# Data for this exercise start
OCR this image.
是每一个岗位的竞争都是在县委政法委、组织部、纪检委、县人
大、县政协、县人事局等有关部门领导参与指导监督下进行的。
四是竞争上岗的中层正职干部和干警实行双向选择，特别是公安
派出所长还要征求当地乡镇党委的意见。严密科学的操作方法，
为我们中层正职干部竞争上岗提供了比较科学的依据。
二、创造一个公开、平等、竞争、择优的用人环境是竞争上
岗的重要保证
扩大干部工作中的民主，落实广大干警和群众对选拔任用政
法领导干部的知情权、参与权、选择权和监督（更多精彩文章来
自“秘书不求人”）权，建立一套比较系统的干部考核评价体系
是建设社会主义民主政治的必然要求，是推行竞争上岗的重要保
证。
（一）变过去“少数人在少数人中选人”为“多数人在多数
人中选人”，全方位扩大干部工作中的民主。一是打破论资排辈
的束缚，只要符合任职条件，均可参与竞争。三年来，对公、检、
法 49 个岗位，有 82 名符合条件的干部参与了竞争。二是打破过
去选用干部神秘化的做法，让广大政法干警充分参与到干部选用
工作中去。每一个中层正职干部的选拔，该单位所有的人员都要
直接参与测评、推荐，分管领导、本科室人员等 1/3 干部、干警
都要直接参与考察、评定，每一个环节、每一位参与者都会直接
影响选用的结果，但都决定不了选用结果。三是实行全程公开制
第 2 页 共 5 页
# Data for this exercise end
# Data for this exercise start
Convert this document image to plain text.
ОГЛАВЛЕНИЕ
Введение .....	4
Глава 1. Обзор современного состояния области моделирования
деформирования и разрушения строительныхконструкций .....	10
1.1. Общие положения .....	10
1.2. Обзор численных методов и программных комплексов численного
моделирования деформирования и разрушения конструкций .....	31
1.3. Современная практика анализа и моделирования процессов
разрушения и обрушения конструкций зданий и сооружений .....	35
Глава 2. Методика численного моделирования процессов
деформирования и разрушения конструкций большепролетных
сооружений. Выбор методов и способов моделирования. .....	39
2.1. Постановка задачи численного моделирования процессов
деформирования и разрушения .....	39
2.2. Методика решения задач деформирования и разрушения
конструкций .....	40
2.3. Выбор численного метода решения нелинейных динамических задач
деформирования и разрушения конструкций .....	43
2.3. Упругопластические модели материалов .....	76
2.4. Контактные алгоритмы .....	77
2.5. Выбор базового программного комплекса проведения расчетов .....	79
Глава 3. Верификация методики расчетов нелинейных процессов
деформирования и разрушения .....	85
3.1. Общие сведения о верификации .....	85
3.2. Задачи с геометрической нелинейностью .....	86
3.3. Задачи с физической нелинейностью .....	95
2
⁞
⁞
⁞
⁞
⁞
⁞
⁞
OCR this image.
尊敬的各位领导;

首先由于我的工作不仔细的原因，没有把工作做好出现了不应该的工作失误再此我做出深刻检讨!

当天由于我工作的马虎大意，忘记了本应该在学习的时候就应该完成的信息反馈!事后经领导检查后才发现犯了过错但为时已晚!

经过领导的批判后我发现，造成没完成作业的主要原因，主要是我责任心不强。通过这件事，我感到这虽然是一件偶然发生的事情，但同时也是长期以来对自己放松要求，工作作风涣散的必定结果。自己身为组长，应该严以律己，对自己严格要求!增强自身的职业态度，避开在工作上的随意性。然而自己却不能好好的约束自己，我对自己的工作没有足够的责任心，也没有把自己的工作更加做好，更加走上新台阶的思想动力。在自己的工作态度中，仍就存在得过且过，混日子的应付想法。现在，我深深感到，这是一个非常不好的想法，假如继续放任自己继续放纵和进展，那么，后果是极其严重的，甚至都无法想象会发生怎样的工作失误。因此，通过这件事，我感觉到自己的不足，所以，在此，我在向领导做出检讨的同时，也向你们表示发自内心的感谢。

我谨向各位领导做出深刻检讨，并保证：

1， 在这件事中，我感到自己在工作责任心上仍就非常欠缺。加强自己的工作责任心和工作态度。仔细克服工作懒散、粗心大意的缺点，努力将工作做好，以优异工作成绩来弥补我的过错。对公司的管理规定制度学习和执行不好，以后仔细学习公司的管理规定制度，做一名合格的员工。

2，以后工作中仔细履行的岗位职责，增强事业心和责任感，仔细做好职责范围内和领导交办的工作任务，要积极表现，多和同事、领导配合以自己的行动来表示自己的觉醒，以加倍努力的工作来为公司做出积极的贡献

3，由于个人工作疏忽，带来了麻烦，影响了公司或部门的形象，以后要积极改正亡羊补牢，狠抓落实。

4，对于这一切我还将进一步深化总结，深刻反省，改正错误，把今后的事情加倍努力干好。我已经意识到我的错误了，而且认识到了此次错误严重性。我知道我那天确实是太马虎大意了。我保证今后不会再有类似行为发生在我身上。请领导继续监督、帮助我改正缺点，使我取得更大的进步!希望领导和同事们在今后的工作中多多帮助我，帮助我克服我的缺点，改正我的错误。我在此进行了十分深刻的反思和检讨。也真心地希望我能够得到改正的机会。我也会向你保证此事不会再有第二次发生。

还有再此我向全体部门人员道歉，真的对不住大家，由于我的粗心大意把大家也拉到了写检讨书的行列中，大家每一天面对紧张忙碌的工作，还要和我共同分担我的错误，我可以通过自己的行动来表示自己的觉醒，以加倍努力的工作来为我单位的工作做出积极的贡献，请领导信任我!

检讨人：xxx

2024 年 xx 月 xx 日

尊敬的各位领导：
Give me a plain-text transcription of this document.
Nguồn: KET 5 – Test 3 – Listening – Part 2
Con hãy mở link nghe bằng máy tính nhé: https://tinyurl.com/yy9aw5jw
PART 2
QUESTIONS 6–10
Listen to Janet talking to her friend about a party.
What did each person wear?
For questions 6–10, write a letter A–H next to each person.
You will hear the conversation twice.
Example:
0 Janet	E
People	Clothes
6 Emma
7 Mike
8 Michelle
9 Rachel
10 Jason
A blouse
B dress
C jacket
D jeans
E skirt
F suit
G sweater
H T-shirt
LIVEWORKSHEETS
# Data for this exercise end
▸ Your objective
Say how many lines in this listing hold the string "Janet", giving the count and nothing more.

▸ Final result
2